REQUIRED TASK
Bring together all lines of the material below that contain the string "domowych".

SOURCE RECORDS
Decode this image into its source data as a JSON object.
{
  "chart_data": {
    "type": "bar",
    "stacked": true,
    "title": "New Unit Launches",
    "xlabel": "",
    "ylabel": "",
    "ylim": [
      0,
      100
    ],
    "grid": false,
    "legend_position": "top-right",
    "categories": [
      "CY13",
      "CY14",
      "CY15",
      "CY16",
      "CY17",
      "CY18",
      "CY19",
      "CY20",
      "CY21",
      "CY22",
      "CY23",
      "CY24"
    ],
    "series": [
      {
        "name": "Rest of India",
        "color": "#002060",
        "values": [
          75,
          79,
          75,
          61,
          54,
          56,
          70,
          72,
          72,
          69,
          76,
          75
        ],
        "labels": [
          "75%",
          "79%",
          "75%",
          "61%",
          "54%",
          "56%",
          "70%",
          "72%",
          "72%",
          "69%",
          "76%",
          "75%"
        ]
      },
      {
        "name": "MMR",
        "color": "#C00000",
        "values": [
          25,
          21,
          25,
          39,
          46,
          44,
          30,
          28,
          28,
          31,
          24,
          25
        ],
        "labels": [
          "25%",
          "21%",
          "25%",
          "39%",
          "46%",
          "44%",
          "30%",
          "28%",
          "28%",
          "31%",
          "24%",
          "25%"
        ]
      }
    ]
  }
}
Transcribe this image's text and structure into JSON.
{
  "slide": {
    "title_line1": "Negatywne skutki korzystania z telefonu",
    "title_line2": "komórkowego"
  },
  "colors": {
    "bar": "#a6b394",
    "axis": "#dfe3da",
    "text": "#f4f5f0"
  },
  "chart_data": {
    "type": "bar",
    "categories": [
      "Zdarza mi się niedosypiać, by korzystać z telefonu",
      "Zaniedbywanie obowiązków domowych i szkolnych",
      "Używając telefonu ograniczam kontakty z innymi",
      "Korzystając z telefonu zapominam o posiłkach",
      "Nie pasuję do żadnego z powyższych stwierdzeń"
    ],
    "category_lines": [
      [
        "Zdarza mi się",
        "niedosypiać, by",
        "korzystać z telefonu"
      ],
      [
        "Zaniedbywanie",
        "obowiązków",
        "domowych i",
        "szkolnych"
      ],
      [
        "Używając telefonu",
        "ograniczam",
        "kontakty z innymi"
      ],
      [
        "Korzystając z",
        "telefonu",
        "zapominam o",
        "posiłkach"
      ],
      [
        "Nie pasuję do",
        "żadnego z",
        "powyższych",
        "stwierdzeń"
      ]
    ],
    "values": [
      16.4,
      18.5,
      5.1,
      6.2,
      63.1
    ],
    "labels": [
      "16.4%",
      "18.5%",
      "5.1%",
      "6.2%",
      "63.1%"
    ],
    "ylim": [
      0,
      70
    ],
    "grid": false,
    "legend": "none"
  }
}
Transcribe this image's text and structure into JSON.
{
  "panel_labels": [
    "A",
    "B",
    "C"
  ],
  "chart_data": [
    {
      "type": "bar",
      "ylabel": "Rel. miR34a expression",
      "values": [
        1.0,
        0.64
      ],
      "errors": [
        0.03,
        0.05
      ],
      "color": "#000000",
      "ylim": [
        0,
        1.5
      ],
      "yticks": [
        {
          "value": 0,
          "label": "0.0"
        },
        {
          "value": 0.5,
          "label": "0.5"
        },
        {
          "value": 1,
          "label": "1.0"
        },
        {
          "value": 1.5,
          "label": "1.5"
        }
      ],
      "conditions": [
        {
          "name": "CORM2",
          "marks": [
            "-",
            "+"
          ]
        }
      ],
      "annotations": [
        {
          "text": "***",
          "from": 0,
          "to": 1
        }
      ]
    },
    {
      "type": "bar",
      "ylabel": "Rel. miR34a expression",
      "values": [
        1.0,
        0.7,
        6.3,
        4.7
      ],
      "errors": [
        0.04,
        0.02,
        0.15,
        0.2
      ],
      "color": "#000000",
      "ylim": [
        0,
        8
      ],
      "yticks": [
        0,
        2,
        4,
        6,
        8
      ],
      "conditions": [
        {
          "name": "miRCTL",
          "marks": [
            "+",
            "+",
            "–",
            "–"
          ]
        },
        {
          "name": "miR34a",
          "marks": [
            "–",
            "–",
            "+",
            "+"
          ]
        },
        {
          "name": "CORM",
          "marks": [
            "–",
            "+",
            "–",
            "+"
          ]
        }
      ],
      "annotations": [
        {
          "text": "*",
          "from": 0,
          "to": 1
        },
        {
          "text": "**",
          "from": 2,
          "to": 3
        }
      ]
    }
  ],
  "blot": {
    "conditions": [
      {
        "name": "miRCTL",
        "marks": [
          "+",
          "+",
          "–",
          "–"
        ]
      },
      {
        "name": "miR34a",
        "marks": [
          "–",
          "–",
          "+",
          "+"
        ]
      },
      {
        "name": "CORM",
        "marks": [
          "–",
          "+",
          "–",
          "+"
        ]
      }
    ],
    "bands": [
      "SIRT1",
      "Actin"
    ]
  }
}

IN RESPONSE
      "Zaniedbywanie obowiązków domowych i szkolnych",
        "domowych i",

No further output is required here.